▶ _WRITTEN REQUEST_
Pick out all lines of the entries that include the word "screenshot" and copy them.

▶ _SUPPLIED DATA_

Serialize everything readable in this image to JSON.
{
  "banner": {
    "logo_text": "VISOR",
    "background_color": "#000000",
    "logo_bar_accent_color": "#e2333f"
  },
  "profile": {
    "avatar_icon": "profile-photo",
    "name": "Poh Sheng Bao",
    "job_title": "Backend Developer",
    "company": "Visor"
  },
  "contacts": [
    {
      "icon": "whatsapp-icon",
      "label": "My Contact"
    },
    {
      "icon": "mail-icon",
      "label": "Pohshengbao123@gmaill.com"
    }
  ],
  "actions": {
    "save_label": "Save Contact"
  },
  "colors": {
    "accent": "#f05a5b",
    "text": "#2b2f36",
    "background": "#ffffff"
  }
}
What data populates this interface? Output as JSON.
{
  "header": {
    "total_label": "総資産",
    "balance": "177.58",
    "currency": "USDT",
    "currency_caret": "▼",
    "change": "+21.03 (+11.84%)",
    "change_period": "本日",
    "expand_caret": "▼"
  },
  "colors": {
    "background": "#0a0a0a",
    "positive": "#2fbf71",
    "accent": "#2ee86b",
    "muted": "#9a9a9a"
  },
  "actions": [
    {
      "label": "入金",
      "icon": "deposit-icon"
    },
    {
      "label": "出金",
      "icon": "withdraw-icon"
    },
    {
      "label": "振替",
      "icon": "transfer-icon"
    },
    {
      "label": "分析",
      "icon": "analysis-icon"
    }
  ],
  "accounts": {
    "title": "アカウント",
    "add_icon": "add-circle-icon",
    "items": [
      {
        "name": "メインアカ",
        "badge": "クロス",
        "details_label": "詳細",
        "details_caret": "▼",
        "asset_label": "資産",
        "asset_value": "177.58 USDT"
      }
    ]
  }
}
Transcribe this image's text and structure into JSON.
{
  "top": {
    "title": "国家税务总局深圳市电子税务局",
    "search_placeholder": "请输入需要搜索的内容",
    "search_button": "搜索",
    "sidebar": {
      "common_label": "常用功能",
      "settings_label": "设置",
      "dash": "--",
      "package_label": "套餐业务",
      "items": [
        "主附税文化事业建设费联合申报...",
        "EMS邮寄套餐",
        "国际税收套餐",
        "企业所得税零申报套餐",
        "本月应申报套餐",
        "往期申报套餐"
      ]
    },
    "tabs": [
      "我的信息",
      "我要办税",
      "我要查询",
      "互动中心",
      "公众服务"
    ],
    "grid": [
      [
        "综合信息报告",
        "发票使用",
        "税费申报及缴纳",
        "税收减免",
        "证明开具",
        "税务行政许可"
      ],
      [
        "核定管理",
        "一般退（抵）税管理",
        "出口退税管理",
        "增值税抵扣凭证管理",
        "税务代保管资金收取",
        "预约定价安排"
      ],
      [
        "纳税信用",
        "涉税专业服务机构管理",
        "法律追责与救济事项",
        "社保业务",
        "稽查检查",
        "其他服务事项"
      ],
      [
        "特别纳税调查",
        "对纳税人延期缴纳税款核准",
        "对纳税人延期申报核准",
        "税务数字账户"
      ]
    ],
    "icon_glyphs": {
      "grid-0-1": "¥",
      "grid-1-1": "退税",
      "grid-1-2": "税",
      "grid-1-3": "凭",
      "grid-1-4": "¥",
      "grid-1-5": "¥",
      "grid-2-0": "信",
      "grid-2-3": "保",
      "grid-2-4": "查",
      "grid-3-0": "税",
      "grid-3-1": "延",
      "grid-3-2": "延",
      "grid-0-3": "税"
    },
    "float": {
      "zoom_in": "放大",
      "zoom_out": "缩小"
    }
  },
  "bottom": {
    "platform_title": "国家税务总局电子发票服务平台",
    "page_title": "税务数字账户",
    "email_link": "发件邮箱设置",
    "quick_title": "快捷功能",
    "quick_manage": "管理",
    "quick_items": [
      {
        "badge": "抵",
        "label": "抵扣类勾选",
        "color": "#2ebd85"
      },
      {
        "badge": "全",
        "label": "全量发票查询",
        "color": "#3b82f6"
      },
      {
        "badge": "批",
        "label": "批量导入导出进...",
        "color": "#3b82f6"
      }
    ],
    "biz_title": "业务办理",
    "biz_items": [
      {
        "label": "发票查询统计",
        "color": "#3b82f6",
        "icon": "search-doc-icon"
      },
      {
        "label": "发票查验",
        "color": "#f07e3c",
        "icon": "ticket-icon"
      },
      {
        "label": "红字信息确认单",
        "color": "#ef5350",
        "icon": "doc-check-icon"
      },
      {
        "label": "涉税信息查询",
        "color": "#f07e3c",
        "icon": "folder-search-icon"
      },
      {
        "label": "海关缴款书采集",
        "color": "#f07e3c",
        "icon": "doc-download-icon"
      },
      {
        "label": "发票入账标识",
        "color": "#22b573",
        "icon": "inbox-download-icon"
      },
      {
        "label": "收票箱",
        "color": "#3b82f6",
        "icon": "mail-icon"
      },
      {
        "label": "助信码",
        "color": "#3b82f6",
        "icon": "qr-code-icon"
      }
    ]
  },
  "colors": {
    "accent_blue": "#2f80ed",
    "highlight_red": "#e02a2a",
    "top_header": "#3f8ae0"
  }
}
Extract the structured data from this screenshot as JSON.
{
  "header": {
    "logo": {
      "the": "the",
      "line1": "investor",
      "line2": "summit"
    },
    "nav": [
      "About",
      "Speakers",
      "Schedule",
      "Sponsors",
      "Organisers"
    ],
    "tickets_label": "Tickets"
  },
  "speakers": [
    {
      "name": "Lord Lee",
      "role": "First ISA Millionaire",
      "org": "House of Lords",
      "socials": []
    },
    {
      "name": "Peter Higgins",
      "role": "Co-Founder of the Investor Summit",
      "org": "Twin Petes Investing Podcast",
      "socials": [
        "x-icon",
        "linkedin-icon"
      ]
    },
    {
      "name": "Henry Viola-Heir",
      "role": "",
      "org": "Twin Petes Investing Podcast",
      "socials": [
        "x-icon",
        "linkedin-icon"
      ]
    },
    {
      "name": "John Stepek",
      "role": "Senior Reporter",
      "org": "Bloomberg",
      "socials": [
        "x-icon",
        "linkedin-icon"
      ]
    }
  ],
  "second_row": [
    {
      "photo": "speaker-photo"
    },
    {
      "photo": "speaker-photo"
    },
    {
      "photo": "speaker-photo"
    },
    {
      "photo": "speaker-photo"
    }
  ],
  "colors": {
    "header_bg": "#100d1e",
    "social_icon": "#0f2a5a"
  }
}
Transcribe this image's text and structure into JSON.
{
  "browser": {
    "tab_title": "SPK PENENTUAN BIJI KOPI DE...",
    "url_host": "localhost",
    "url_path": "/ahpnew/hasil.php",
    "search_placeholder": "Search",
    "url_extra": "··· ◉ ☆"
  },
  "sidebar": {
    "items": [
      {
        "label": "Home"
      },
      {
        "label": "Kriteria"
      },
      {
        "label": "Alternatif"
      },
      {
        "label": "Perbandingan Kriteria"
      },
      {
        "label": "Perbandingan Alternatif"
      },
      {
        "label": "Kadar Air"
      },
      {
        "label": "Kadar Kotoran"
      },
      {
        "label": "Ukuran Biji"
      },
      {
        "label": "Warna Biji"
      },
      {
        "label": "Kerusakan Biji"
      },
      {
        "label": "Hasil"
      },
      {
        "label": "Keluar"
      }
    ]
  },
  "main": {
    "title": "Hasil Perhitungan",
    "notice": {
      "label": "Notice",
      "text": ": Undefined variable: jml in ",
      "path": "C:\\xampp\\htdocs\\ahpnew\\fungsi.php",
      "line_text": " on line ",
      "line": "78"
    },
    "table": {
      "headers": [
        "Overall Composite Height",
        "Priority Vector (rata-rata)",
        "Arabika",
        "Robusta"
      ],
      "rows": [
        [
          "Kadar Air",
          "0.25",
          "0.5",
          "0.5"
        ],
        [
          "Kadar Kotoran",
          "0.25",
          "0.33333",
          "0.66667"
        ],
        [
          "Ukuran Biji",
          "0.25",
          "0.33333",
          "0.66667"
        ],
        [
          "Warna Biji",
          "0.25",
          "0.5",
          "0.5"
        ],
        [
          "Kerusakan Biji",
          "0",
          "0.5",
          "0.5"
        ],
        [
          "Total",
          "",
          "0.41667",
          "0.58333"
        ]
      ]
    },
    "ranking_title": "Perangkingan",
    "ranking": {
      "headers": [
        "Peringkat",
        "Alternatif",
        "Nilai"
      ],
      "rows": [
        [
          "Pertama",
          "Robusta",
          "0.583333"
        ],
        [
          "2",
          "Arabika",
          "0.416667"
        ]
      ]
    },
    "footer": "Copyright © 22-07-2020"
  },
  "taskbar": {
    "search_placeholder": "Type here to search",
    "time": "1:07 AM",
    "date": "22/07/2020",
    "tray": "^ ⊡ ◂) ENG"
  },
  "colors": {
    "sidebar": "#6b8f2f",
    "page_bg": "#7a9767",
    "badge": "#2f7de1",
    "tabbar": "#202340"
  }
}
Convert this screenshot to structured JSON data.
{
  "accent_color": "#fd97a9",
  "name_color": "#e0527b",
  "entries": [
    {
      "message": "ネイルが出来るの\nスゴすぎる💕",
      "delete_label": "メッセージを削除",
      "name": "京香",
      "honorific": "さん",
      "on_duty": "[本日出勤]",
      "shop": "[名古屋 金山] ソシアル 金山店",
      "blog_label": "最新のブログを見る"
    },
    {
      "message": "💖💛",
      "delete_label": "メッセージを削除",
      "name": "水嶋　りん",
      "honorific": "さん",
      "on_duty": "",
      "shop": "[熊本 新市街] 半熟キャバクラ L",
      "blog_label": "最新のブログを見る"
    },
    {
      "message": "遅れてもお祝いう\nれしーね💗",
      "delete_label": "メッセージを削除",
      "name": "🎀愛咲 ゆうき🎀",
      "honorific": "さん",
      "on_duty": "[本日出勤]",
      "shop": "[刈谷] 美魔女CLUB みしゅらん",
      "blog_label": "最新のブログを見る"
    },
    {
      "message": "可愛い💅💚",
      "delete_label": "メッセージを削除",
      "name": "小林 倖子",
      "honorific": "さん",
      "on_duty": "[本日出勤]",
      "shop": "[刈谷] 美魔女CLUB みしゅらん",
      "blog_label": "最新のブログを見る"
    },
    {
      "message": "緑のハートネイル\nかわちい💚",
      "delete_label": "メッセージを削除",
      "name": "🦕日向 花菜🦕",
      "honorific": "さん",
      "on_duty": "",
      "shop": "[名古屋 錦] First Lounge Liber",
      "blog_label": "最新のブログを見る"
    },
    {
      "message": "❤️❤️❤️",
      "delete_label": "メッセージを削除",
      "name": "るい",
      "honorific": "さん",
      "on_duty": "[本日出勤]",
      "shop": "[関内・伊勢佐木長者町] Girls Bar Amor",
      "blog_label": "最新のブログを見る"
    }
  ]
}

▶ _OUTPUT OF THE TASK_
Extract the structured data from this screenshot as JSON.
Convert this screenshot to structured JSON data.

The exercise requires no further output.